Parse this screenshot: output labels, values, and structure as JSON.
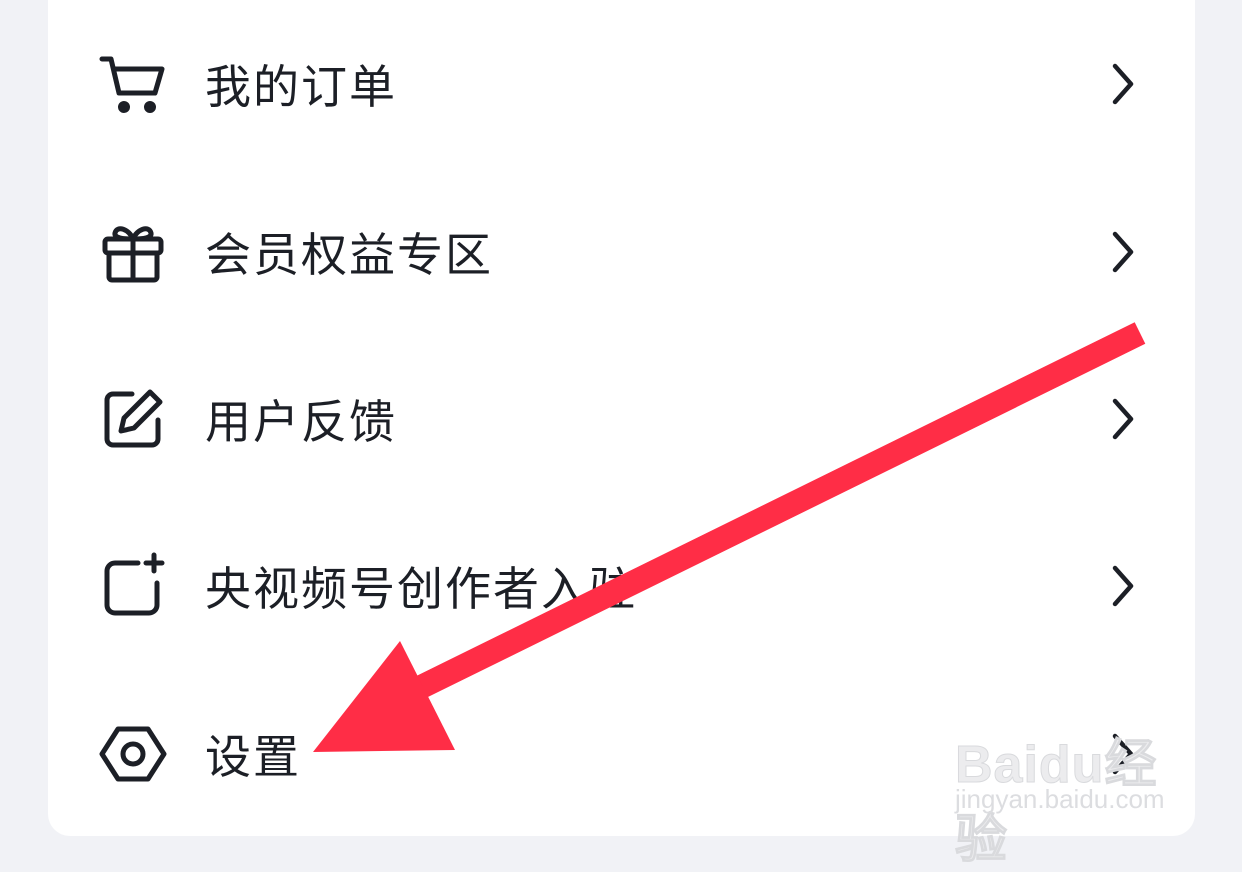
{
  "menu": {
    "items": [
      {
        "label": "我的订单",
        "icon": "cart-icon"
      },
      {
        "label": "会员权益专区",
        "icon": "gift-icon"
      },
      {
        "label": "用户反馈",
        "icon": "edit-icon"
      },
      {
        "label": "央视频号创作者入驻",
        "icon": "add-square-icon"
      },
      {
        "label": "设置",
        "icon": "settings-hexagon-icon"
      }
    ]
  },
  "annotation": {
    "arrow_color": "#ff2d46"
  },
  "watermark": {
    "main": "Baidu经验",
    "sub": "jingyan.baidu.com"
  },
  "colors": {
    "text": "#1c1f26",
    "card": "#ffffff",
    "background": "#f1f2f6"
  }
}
* * *
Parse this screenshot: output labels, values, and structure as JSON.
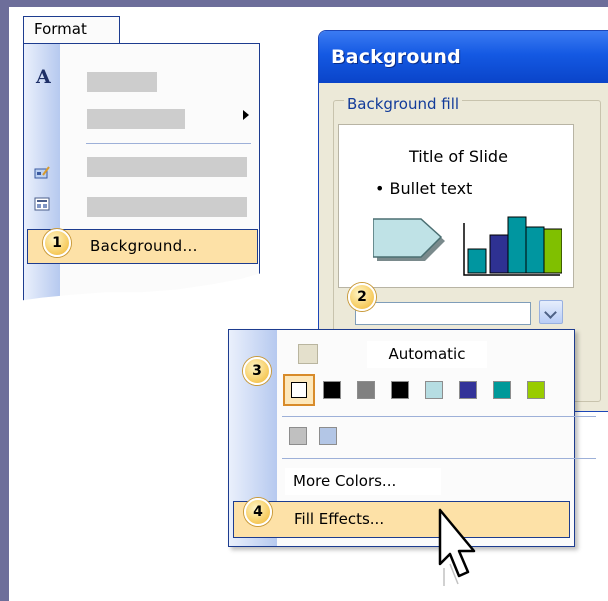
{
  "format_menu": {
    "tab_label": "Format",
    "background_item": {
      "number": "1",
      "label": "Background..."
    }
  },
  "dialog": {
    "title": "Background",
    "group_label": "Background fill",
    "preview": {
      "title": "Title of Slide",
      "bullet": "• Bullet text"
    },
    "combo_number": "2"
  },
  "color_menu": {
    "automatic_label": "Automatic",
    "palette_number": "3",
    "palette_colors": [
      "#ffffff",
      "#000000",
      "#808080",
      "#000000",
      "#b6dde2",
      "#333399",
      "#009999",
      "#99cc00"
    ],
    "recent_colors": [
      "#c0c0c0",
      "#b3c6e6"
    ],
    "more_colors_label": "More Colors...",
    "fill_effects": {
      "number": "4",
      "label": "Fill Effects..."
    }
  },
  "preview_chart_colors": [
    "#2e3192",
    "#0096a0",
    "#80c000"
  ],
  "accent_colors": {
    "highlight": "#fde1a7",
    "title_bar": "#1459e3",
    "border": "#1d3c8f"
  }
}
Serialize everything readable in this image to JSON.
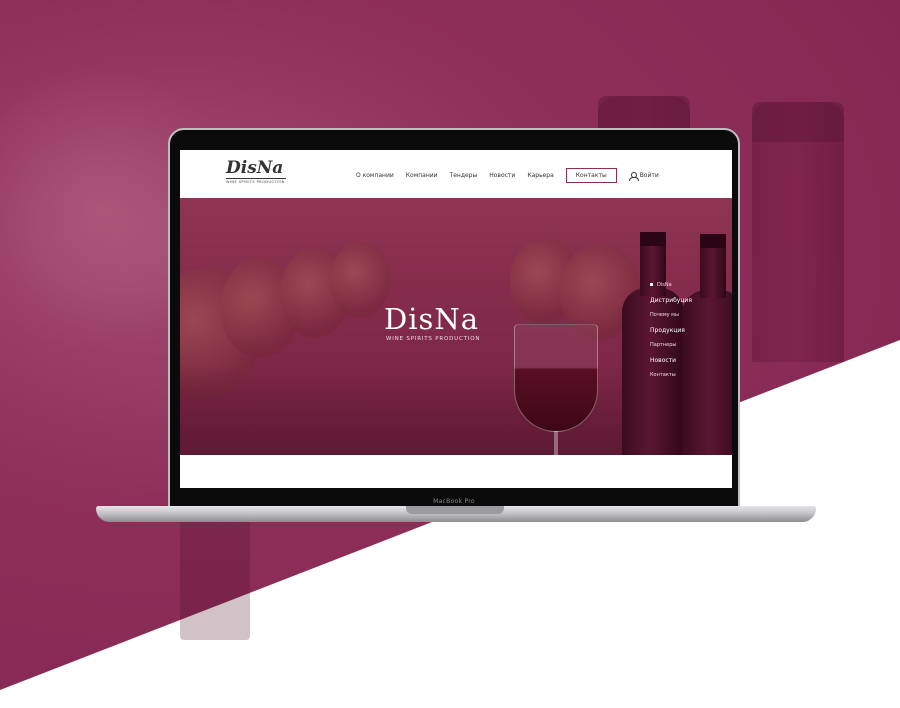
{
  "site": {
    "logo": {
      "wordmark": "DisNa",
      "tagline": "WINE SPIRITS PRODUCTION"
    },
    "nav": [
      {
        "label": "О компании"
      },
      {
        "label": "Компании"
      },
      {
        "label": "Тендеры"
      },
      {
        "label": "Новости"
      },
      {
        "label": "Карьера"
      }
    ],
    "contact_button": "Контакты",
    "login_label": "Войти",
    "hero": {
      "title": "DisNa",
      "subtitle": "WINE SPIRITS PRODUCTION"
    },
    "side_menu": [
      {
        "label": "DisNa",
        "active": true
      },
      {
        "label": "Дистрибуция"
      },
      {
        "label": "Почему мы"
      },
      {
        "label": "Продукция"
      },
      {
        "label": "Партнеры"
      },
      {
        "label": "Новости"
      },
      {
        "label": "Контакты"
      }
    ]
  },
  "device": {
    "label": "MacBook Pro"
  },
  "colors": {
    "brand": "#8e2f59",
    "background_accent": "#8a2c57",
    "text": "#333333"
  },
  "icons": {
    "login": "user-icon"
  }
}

**WORK TO BE COMPLETED**
Tally the lines of the listing that include "SPIRITS". Reply with nothing but the count.

**COMPLETE ANSWER**
2